▶ **EXERCISE DETAILS**
Please list all lines of the material below in which the string "should" occurs.

Collection entries:
--- Start ---
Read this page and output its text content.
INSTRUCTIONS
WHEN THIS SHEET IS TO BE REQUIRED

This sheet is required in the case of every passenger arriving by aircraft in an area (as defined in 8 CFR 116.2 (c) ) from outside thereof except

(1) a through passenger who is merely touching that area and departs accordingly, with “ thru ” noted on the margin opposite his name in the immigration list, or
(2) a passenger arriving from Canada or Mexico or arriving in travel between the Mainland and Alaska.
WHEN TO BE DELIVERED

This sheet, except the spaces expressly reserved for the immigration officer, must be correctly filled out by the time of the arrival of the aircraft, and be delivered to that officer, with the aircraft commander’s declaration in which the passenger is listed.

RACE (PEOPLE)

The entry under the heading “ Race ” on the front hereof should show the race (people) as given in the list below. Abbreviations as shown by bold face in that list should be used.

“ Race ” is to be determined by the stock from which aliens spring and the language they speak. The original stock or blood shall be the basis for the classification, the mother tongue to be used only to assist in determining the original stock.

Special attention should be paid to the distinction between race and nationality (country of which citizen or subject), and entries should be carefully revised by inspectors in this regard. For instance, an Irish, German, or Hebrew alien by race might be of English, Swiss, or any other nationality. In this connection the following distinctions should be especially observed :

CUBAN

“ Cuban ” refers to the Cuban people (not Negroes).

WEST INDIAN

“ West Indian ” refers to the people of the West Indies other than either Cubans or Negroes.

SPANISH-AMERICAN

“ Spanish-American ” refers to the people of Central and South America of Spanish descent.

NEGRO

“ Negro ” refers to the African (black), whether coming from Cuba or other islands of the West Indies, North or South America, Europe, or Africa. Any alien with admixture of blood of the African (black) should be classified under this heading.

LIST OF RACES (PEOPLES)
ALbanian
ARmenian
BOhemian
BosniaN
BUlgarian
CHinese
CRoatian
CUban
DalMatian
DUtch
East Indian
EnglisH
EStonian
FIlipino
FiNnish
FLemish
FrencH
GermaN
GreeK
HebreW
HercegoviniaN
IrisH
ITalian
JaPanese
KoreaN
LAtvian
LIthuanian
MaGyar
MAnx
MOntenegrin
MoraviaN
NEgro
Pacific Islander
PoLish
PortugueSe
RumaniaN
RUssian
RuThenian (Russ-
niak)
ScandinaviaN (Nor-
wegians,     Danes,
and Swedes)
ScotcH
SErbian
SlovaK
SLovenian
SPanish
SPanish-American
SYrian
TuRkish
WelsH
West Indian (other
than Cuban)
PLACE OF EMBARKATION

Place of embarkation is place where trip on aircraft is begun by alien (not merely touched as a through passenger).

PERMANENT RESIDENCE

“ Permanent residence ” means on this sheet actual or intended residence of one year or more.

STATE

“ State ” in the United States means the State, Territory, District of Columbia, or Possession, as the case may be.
--- End ---
▶ **COMPLETED EXERCISE**
The entry under the heading “ Race ” on the front hereof should show the race (people) as given in the list below. Abbreviations as shown by bold face in that list should be used.
Special attention should be paid to the distinction between race and nationality (country of which citizen or subject), and entries should be carefully revised by inspectors in this regard. For instance, an Irish, German, or Hebrew alien by race might be of English, Swiss, or any other nationality. In this connection the following distinctions should be especially observed :
“ Negro ” refers to the African (black), whether coming from Cuba or other islands of the West Indies, North or South America, Europe, or Africa. Any alien with admixture of blood of the African (black) should be classified under this heading.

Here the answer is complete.